== GIVEN TASK 1 ==
According to the text about Zaev's visit, which city did Zoran Zaev officially visit soon after his first visit to Brussels?

== TEXT PROVIDED ==
§

Prime Ministers Borissov and Zaev in front of the monument to Tsar Samuel in Sofia.
Soon after his first visit to Brussels, the prime minister of Macedonia Zoran Zaev paid an official visit to Sofia. The Macedonian prime minister described both of these visits as historic, with one underlying aim – that Macedonia be given support and assistance in its bid for membership of the EU and of NATO. From Sofia, Zaev called on his country’s other neighbours to give their support to Macedonia’s Euro-Atlantic future. This appeal is an indication that the new Macedonian government is ready to normalize its relations with Greece, with which Macedonia has had a running naming dispute for years, and with Serbia, which Skopje is accusing of interference in its domestic affairs, but also with Albania and Kosovo, countries Macedonia has fallen out with over aspirations by the Albanian factor inside the country.

§

== DATA RECORDS ==
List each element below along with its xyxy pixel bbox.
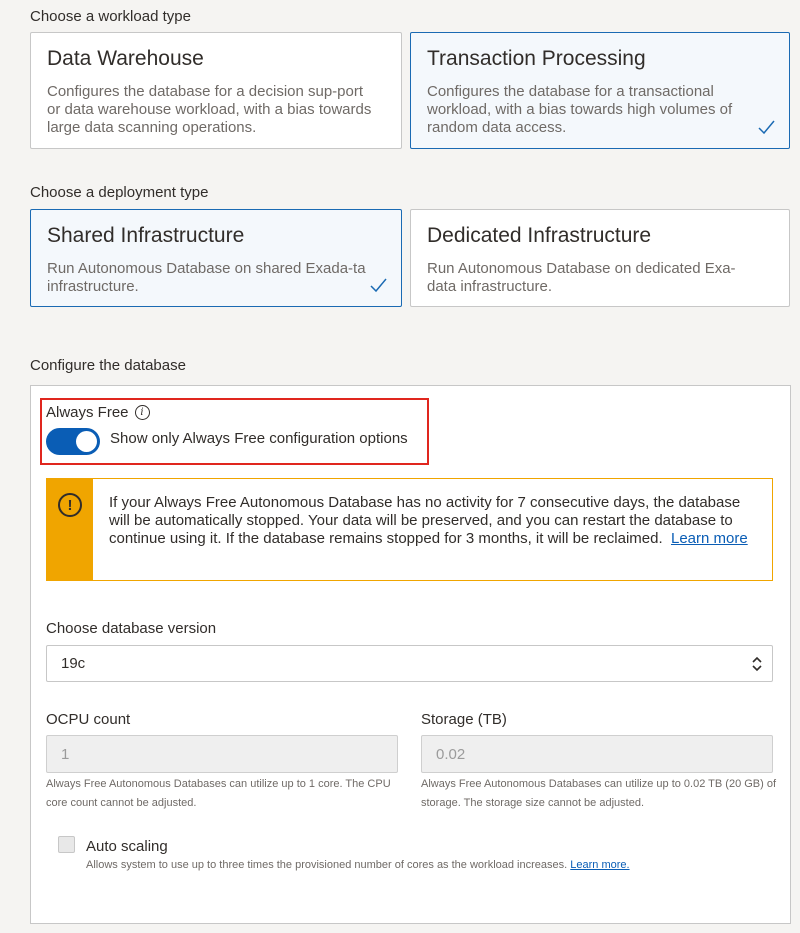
exclamation-icon: ! xyxy=(58,493,82,517)
workload-section-label: Choose a workload type xyxy=(30,8,191,25)
deployment-section-label: Choose a deployment type xyxy=(30,184,209,201)
toggle-knob xyxy=(76,431,97,452)
storage-input: 0.02 xyxy=(421,735,773,773)
always-free-toggle[interactable] xyxy=(46,428,100,455)
storage-help: Always Free Autonomous Databases can uti… xyxy=(421,778,777,809)
checkmark-icon xyxy=(369,276,387,294)
info-icon[interactable]: i xyxy=(134,405,150,420)
db-version-select[interactable]: 19c xyxy=(46,645,773,682)
checkmark-icon xyxy=(757,118,775,136)
ocpu-label: OCPU count xyxy=(46,711,131,728)
workload-option-data-warehouse[interactable]: Data Warehouse Configures the database f… xyxy=(30,32,402,149)
card-description: Configures the database for a decision s… xyxy=(47,83,372,136)
ocpu-help: Always Free Autonomous Databases can uti… xyxy=(46,778,391,809)
ocpu-value: 1 xyxy=(61,745,70,763)
learn-more-link[interactable]: Learn more xyxy=(671,530,748,547)
deployment-option-dedicated[interactable]: Dedicated Infrastructure Run Autonomous … xyxy=(410,209,790,307)
card-title: Shared Infrastructure xyxy=(47,224,245,247)
auto-scaling-learn-more-link[interactable]: Learn more. xyxy=(570,859,629,871)
db-version-value: 19c xyxy=(61,655,86,672)
select-arrows-icon xyxy=(750,655,764,673)
always-free-warning: ! If your Always Free Autonomous Databas… xyxy=(46,478,773,581)
card-title: Data Warehouse xyxy=(47,47,204,70)
db-version-label: Choose database version xyxy=(46,620,217,637)
storage-label: Storage (TB) xyxy=(421,711,507,728)
warning-message: If your Always Free Autonomous Database … xyxy=(109,494,741,547)
card-description: Run Autonomous Database on dedicated Exa… xyxy=(427,260,736,295)
deployment-option-shared[interactable]: Shared Infrastructure Run Autonomous Dat… xyxy=(30,209,402,307)
card-description: Configures the database for a transactio… xyxy=(427,83,733,136)
auto-scaling-checkbox[interactable] xyxy=(58,836,75,853)
always-free-toggle-label: Show only Always Free configuration opti… xyxy=(110,430,408,447)
auto-scaling-help-text: Allows system to use up to three times t… xyxy=(86,859,568,871)
warning-bar: ! xyxy=(47,479,93,580)
storage-value: 0.02 xyxy=(436,745,466,763)
warning-text: If your Always Free Autonomous Database … xyxy=(109,494,759,548)
always-free-text: Always Free xyxy=(46,404,129,421)
configure-section-label: Configure the database xyxy=(30,357,186,374)
card-title: Dedicated Infrastructure xyxy=(427,224,652,247)
workload-option-transaction-processing[interactable]: Transaction Processing Configures the da… xyxy=(410,32,790,149)
card-title: Transaction Processing xyxy=(427,47,646,70)
ocpu-input: 1 xyxy=(46,735,398,773)
auto-scaling-label: Auto scaling xyxy=(86,838,168,855)
card-description: Run Autonomous Database on shared Exada-… xyxy=(47,260,366,295)
always-free-label: Always Free i xyxy=(46,404,150,421)
auto-scaling-help: Allows system to use up to three times t… xyxy=(86,859,630,871)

§

== GIVEN TASK 2 ==
Lay out the lines of the records from the line holding "exclamation-icon: ! xyxy=(58,493,82,517)" through the line holding "storage-input: 0.02 xyxy=(421,735,773,773)", inclusive, as a JSON list of strings with one string per line, omitting blank lines.

== WRITTEN RESPONSE 1 ==
Sofia

== WRITTEN RESPONSE 2 ==
[
  "exclamation-icon: ! xyxy=(58,493,82,517)",
  "workload-section-label: Choose a workload type xyxy=(30,8,191,25)",
  "deployment-section-label: Choose a deployment type xyxy=(30,184,209,201)",
  "toggle-knob xyxy=(76,431,97,452)",
  "storage-input: 0.02 xyxy=(421,735,773,773)"
]